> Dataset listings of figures
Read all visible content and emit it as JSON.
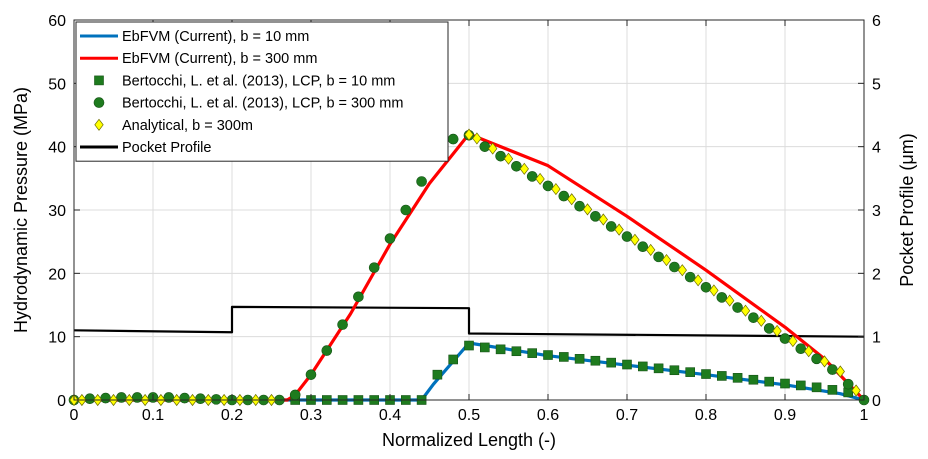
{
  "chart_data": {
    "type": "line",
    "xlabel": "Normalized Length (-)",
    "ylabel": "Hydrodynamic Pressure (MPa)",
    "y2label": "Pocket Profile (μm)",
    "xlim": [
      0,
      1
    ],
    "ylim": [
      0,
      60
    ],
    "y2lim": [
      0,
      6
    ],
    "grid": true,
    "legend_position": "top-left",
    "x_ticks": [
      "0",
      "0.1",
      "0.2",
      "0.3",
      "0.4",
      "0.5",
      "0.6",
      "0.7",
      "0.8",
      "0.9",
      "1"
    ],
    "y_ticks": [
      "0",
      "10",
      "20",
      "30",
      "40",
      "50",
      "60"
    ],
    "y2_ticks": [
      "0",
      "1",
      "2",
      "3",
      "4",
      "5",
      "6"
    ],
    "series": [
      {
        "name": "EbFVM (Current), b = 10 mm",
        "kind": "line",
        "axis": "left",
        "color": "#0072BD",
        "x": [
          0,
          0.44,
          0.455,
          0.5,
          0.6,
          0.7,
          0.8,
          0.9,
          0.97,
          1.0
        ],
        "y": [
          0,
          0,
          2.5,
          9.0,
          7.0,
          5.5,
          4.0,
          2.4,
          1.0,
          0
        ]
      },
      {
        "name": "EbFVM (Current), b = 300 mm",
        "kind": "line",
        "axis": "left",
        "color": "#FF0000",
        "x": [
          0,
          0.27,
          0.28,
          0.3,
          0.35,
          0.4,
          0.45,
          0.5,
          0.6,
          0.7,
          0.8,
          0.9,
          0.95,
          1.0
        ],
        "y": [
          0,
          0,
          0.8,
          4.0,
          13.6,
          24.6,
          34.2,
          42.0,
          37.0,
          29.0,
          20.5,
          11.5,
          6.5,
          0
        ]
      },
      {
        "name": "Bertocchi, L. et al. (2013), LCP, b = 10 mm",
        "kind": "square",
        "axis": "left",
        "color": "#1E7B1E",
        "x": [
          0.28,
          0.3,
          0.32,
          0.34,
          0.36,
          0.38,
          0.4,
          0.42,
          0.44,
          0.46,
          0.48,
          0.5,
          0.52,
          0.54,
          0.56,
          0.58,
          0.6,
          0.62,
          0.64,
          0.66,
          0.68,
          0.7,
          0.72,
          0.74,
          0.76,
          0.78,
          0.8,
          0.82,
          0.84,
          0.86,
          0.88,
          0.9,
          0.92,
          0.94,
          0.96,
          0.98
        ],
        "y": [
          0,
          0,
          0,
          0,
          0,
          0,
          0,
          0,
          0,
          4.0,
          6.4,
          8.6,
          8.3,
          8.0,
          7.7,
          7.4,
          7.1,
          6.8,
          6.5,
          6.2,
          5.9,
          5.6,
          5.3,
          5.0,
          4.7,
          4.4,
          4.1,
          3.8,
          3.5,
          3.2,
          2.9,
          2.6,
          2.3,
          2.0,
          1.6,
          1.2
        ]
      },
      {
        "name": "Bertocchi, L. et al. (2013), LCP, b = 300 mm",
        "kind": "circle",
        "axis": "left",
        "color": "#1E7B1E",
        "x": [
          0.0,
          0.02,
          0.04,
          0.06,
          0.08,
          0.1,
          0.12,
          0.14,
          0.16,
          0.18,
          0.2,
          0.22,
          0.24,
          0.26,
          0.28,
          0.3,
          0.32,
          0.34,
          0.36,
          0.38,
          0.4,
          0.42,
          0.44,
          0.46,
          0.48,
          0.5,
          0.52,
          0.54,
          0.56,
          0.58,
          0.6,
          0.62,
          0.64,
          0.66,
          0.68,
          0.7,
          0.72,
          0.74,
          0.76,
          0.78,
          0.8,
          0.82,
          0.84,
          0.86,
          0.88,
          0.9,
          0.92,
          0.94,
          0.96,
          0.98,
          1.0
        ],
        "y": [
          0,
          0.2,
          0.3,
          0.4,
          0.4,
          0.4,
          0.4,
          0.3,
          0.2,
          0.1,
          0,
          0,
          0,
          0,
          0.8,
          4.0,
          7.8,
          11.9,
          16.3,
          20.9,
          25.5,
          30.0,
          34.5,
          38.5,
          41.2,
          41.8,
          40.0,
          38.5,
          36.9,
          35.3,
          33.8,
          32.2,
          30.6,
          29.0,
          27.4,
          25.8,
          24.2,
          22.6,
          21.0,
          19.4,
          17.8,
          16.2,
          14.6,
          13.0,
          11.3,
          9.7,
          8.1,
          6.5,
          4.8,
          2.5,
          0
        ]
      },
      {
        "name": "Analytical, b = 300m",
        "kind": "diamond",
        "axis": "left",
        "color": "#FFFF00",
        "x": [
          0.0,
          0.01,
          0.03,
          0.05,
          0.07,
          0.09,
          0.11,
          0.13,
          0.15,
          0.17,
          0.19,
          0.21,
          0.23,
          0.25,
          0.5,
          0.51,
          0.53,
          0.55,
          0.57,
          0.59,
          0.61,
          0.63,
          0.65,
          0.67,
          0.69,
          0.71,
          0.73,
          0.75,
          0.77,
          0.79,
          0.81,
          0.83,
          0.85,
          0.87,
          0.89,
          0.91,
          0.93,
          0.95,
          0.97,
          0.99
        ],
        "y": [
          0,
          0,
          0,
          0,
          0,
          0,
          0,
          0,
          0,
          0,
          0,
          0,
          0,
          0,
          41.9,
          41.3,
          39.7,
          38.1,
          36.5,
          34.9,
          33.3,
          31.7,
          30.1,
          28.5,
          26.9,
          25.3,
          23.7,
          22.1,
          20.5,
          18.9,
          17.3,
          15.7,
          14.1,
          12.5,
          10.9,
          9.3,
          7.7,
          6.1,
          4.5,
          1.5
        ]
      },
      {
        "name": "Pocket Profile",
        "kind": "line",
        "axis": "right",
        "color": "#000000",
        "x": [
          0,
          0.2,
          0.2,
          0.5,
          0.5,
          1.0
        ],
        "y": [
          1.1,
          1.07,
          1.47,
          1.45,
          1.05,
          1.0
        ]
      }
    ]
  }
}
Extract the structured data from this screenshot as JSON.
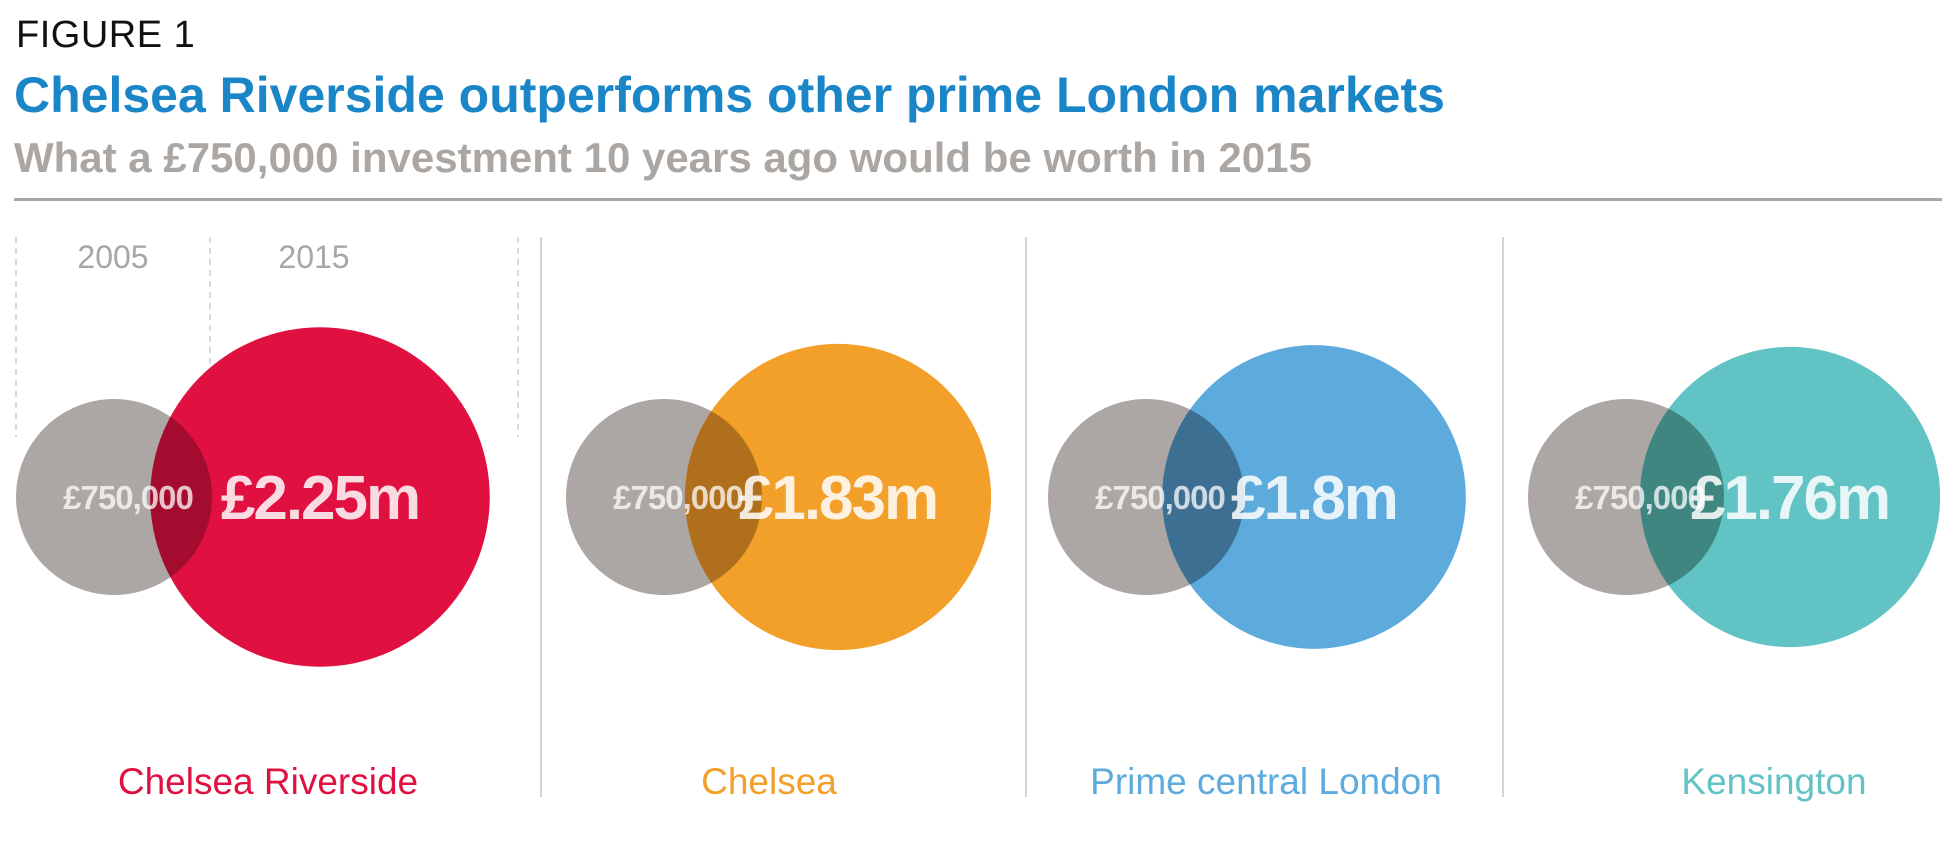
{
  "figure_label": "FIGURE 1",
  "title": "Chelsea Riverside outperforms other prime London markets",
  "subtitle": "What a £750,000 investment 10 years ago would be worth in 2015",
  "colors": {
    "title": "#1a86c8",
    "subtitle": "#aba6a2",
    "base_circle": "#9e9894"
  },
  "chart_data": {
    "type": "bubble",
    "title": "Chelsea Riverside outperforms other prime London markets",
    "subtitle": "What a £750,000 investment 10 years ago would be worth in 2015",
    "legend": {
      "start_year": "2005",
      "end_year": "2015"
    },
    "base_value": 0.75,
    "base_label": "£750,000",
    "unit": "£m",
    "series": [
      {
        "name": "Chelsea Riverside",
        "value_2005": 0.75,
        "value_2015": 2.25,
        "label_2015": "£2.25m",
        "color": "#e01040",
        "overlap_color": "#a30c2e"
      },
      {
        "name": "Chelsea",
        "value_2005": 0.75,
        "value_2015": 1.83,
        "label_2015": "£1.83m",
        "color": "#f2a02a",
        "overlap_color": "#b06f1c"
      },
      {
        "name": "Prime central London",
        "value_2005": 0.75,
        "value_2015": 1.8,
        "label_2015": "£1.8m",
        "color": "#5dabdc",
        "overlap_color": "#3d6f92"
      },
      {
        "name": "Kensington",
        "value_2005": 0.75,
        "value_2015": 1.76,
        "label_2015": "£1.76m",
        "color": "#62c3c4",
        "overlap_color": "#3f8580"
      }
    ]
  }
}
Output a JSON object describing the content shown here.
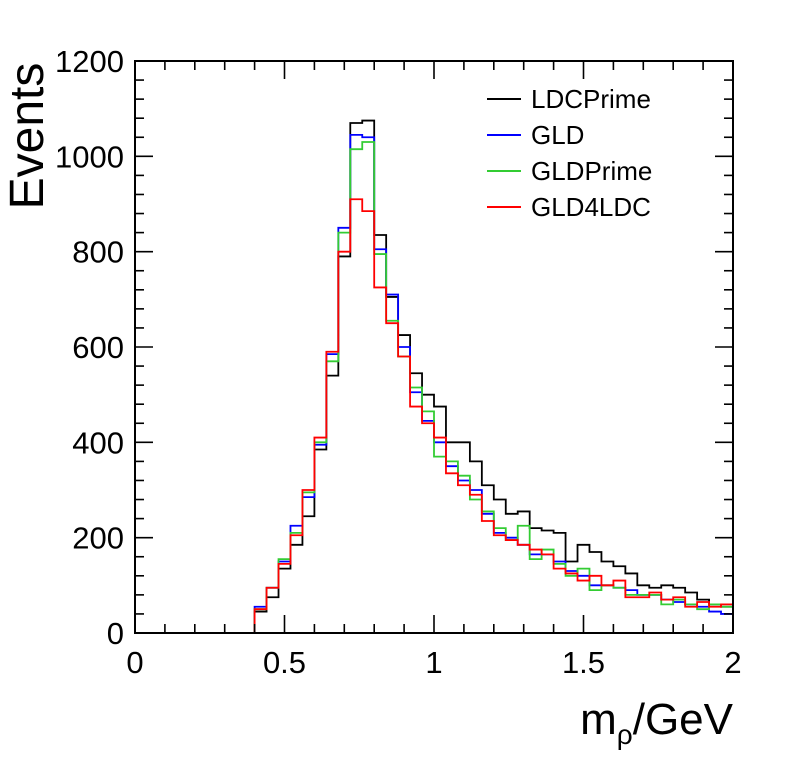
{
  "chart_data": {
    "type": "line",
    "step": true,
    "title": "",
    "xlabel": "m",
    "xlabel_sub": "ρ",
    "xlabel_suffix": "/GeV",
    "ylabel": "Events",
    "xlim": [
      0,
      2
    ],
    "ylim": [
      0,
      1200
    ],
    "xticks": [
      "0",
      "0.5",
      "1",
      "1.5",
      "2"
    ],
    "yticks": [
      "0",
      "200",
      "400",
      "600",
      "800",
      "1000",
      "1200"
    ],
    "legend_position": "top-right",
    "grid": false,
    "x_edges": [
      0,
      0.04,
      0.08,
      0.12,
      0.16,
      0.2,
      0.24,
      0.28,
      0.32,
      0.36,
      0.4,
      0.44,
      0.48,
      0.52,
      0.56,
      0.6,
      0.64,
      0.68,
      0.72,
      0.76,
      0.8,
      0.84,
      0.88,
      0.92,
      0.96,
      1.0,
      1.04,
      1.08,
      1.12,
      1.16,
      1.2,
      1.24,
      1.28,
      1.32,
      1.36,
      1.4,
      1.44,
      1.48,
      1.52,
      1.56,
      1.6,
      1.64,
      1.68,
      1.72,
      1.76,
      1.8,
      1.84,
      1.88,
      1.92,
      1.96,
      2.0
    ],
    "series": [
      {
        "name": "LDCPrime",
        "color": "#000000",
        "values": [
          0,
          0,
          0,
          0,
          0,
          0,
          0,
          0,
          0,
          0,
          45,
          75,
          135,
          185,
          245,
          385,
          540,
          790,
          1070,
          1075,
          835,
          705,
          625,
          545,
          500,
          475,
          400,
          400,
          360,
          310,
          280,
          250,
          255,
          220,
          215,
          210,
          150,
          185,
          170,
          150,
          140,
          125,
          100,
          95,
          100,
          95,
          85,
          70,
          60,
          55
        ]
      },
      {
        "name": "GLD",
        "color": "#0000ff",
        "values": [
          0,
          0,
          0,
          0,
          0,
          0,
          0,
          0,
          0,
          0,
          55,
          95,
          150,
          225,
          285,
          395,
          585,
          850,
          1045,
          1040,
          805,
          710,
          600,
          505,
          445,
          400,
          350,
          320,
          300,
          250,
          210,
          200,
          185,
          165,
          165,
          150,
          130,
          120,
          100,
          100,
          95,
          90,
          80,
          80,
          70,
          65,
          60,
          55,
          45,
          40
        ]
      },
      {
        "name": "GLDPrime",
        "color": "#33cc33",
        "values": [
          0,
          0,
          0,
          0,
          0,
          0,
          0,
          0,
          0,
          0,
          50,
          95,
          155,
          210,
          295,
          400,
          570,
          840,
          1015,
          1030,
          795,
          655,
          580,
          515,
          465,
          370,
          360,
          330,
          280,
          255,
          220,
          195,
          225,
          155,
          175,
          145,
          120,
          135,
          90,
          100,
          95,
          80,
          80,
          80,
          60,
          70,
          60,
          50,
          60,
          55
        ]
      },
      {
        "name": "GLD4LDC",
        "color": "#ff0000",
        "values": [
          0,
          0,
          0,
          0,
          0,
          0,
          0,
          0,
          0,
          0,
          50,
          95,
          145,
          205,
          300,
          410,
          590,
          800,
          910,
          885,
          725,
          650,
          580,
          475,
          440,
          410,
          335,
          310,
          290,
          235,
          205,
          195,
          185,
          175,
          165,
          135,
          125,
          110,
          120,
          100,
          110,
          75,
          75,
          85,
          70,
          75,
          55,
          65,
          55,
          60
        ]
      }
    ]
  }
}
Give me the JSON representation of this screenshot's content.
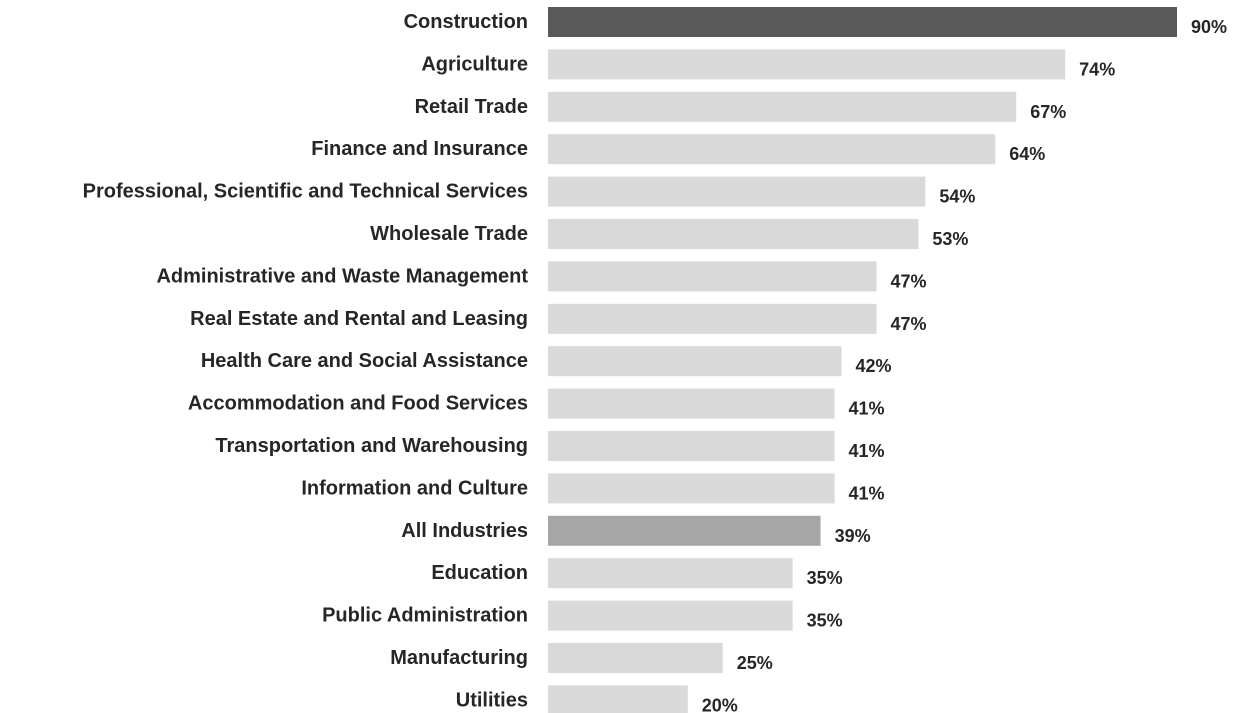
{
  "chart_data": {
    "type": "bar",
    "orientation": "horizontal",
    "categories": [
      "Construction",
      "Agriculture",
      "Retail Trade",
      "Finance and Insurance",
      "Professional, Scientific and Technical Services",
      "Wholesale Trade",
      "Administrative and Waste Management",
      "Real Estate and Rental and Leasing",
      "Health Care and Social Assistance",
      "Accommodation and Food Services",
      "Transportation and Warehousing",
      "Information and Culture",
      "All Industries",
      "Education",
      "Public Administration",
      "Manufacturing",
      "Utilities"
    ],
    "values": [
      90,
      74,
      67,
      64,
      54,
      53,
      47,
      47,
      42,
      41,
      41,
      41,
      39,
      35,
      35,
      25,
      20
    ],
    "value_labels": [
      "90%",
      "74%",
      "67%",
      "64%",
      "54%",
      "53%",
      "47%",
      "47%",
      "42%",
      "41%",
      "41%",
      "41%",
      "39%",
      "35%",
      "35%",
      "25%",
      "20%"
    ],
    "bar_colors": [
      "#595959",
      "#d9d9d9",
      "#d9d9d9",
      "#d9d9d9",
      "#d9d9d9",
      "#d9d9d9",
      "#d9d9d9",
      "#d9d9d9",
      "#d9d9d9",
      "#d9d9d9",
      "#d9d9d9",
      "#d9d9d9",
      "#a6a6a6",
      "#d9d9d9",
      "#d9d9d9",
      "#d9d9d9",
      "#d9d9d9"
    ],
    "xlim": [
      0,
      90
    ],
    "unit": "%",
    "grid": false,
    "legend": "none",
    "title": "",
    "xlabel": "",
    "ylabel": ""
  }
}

> THE REQUEST
Produce an exact copy of only those lines that run from the line with "Give me the" to the final line of the records, including both; exclude images.

> RESPONSE FOR THIS EXERCISE
Give me the JSON representation of this screenshot's content.
{
  "chart_data": {
    "type": "bar",
    "orientation": "horizontal",
    "categories": [
      "Construction",
      "Agriculture",
      "Retail Trade",
      "Finance and Insurance",
      "Professional, Scientific and Technical Services",
      "Wholesale Trade",
      "Administrative and Waste Management",
      "Real Estate and Rental and Leasing",
      "Health Care and Social Assistance",
      "Accommodation and Food Services",
      "Transportation and Warehousing",
      "Information and Culture",
      "All Industries",
      "Education",
      "Public Administration",
      "Manufacturing",
      "Utilities"
    ],
    "values": [
      90,
      74,
      67,
      64,
      54,
      53,
      47,
      47,
      42,
      41,
      41,
      41,
      39,
      35,
      35,
      25,
      20
    ],
    "value_labels": [
      "90%",
      "74%",
      "67%",
      "64%",
      "54%",
      "53%",
      "47%",
      "47%",
      "42%",
      "41%",
      "41%",
      "41%",
      "39%",
      "35%",
      "35%",
      "25%",
      "20%"
    ],
    "bar_colors": [
      "#595959",
      "#d9d9d9",
      "#d9d9d9",
      "#d9d9d9",
      "#d9d9d9",
      "#d9d9d9",
      "#d9d9d9",
      "#d9d9d9",
      "#d9d9d9",
      "#d9d9d9",
      "#d9d9d9",
      "#d9d9d9",
      "#a6a6a6",
      "#d9d9d9",
      "#d9d9d9",
      "#d9d9d9",
      "#d9d9d9"
    ],
    "xlim": [
      0,
      90
    ],
    "unit": "%",
    "grid": false,
    "legend": "none",
    "title": "",
    "xlabel": "",
    "ylabel": ""
  }
}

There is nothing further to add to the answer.